Each line below that contains "Policies" counts once; report the total and nothing more.

*** Data shown ***

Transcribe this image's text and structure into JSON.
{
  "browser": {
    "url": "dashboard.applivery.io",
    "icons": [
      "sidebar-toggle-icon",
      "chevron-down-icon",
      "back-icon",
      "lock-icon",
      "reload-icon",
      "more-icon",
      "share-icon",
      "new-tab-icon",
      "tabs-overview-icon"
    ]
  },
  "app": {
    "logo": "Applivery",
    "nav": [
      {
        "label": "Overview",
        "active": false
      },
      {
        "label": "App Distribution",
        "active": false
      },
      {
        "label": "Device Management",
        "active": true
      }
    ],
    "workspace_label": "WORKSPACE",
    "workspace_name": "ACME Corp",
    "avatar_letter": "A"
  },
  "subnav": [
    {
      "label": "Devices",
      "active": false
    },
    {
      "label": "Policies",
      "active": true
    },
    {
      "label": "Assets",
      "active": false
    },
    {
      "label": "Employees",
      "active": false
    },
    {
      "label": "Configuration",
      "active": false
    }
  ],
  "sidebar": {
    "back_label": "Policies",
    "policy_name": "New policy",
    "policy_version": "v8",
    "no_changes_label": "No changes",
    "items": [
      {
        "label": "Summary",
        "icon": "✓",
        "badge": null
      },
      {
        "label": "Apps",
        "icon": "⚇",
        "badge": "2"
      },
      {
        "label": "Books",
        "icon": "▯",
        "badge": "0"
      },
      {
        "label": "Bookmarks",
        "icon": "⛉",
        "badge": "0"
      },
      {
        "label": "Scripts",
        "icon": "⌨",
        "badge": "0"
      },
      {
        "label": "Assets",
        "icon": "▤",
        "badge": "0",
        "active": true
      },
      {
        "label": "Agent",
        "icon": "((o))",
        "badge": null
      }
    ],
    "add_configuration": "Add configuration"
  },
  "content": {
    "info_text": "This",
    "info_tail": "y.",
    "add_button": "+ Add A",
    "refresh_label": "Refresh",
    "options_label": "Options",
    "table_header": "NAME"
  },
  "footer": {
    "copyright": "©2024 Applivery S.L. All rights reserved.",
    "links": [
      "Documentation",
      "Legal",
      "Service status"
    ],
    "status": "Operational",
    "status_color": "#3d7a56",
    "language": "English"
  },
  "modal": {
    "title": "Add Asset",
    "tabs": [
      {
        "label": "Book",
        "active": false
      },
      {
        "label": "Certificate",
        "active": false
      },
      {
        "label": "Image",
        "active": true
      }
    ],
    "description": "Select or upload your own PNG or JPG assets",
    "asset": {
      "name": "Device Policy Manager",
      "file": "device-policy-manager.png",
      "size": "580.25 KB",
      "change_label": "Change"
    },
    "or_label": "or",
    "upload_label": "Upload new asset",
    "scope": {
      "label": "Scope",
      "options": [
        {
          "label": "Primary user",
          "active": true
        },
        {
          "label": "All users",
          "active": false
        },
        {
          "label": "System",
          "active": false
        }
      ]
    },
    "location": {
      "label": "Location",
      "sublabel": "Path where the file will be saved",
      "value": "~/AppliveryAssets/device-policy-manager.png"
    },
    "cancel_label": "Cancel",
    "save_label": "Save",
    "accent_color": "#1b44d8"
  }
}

***
*** Data shown ***

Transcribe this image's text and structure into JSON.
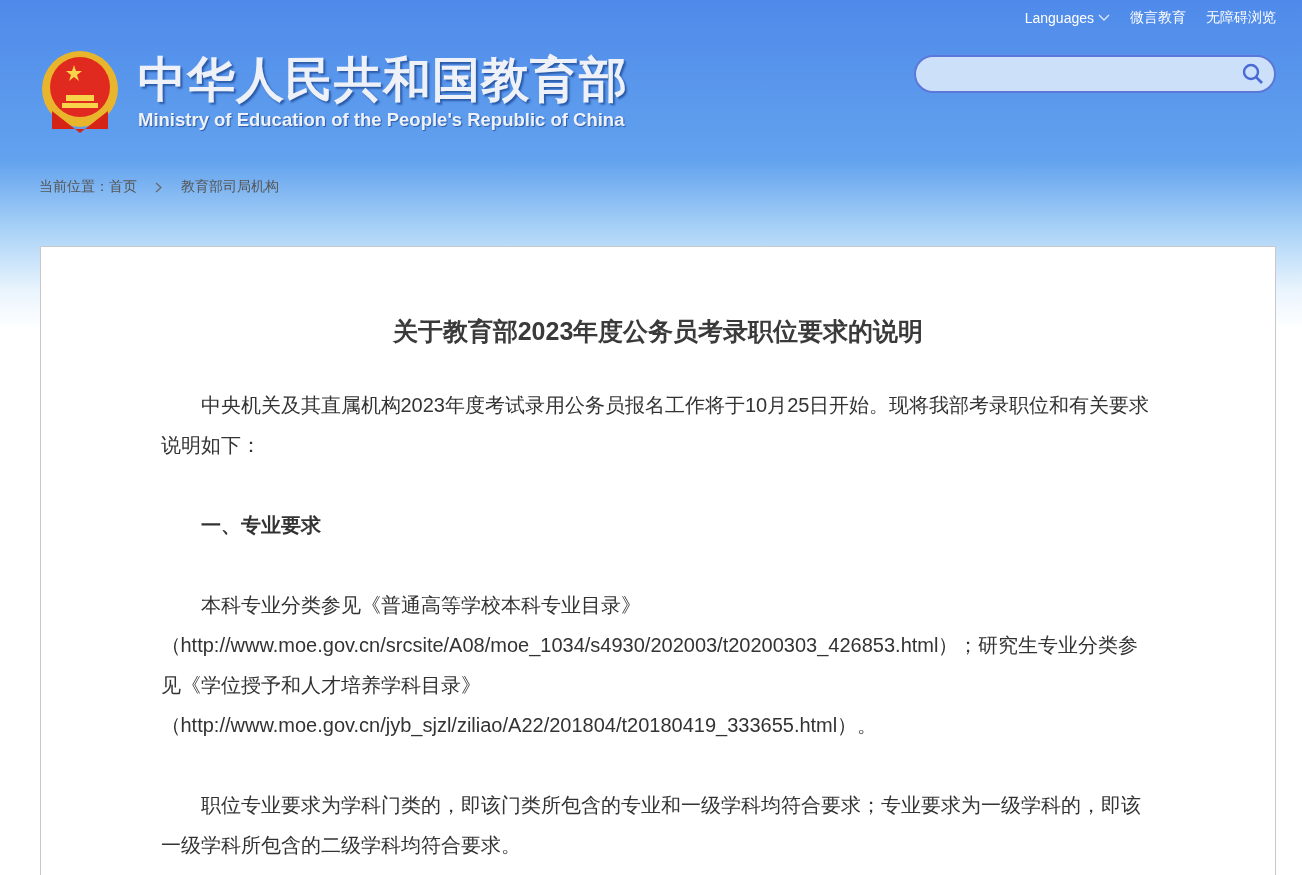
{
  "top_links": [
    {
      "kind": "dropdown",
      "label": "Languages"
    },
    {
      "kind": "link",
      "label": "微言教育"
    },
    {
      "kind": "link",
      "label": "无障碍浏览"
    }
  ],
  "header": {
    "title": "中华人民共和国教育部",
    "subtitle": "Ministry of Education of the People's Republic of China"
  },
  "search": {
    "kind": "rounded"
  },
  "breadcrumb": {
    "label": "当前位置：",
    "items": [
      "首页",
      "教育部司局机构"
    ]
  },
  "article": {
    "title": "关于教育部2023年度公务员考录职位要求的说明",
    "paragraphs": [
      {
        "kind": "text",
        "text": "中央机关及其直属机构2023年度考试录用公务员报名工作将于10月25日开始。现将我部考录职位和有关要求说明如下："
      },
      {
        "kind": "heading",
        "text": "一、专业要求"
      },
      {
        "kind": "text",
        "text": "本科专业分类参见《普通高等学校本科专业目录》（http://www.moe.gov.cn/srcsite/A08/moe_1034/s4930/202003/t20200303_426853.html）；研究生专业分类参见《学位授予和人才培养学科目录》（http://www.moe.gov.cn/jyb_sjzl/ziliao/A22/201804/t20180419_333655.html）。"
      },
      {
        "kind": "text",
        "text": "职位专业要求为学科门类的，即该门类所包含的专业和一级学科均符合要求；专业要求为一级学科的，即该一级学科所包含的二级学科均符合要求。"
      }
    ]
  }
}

***

_Exercise solution_
2